DIRECTIONS: Filter the lines below, copying only those with the string "this".

————————

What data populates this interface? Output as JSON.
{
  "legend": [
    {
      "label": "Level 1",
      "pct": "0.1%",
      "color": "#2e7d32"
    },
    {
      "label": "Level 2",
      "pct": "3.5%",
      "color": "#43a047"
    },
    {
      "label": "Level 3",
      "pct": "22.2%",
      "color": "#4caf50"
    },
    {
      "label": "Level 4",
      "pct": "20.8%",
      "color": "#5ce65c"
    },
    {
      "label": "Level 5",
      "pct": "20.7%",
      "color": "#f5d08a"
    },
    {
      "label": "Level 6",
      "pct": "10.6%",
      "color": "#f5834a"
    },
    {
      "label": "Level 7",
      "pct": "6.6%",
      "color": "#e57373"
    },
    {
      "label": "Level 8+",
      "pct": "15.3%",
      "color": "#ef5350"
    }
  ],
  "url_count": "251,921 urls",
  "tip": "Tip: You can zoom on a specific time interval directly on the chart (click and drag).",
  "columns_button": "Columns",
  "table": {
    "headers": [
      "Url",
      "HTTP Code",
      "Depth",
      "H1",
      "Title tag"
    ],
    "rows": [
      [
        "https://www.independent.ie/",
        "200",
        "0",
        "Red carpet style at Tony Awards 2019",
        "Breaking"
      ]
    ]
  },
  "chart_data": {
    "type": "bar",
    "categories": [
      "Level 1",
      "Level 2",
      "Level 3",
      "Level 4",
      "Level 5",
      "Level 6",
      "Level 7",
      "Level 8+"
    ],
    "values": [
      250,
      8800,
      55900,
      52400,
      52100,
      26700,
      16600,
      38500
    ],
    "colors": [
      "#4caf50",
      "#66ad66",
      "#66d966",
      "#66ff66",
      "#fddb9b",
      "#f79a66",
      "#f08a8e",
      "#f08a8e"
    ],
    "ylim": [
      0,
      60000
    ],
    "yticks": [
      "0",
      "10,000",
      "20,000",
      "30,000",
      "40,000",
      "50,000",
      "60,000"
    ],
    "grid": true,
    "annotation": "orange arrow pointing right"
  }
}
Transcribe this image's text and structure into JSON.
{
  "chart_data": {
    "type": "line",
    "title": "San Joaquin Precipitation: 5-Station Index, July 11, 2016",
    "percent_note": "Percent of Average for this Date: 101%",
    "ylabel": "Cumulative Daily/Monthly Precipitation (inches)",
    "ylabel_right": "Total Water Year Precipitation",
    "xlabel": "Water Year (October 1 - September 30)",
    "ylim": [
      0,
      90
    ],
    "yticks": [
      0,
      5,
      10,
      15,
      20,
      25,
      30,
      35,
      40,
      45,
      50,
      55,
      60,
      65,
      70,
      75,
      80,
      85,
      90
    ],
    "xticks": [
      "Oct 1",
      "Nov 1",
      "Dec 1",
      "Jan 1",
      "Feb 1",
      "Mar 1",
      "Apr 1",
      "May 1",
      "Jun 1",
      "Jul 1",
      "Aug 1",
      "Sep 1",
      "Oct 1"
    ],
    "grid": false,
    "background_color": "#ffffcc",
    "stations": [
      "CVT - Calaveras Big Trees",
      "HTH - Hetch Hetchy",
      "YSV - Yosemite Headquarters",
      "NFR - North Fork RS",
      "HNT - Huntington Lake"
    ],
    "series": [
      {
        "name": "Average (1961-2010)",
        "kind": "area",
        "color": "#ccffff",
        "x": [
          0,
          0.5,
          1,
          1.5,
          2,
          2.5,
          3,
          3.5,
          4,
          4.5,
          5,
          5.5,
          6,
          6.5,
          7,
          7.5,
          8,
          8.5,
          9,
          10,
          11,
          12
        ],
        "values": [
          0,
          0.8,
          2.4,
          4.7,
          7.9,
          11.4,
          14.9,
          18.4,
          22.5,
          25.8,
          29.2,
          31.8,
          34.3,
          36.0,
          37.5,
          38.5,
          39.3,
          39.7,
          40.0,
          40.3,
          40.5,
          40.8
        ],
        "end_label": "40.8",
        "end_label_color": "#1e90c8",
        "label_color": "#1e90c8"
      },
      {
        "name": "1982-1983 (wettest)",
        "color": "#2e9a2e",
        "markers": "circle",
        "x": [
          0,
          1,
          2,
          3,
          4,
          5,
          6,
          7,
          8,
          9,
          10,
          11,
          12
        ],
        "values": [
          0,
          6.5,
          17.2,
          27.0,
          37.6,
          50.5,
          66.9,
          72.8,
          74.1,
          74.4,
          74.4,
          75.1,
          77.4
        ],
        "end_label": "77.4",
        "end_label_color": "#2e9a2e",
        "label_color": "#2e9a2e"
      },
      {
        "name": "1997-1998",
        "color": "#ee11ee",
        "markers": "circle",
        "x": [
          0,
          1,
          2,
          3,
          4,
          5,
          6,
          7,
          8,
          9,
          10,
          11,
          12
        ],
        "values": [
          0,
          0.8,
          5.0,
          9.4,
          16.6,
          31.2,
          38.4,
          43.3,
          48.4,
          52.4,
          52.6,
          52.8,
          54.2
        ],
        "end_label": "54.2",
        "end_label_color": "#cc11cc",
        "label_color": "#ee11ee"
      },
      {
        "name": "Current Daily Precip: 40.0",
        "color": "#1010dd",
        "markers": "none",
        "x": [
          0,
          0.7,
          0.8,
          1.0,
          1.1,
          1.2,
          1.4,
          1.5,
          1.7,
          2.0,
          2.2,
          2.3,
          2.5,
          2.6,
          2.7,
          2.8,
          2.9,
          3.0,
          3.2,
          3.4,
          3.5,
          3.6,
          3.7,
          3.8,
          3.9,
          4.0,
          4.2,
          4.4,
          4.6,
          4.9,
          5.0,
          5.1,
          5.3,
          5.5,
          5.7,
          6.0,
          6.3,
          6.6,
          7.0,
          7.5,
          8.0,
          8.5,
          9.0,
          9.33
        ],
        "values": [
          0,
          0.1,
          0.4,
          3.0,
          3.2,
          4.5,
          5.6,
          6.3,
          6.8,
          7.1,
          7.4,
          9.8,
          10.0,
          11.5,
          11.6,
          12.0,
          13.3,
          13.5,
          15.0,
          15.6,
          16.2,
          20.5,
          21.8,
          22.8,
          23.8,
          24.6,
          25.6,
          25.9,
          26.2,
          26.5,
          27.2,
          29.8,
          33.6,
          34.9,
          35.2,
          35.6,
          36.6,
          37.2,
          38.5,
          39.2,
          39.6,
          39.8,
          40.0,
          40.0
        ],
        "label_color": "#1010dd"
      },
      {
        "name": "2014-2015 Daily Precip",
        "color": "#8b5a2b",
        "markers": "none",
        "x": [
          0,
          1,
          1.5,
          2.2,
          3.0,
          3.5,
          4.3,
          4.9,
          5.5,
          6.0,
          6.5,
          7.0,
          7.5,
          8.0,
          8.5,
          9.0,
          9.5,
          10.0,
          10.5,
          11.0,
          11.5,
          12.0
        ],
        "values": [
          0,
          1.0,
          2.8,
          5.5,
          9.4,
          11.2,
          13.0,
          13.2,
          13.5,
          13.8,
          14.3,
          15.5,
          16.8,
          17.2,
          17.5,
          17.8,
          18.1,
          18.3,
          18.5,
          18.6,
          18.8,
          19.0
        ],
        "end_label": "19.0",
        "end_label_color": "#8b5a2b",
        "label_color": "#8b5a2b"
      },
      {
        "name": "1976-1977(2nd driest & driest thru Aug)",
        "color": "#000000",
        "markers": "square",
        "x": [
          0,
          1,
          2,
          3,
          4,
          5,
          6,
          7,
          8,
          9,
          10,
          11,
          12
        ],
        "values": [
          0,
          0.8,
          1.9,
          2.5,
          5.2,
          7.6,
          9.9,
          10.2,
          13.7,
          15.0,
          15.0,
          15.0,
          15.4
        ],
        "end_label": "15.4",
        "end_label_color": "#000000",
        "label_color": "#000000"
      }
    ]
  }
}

————————

SOLUTION BELOW:
What data populates this interface? Output as JSON.
Transcribe this image's text and structure into JSON.
    "percent_note": "Percent of Average for this Date: 101%",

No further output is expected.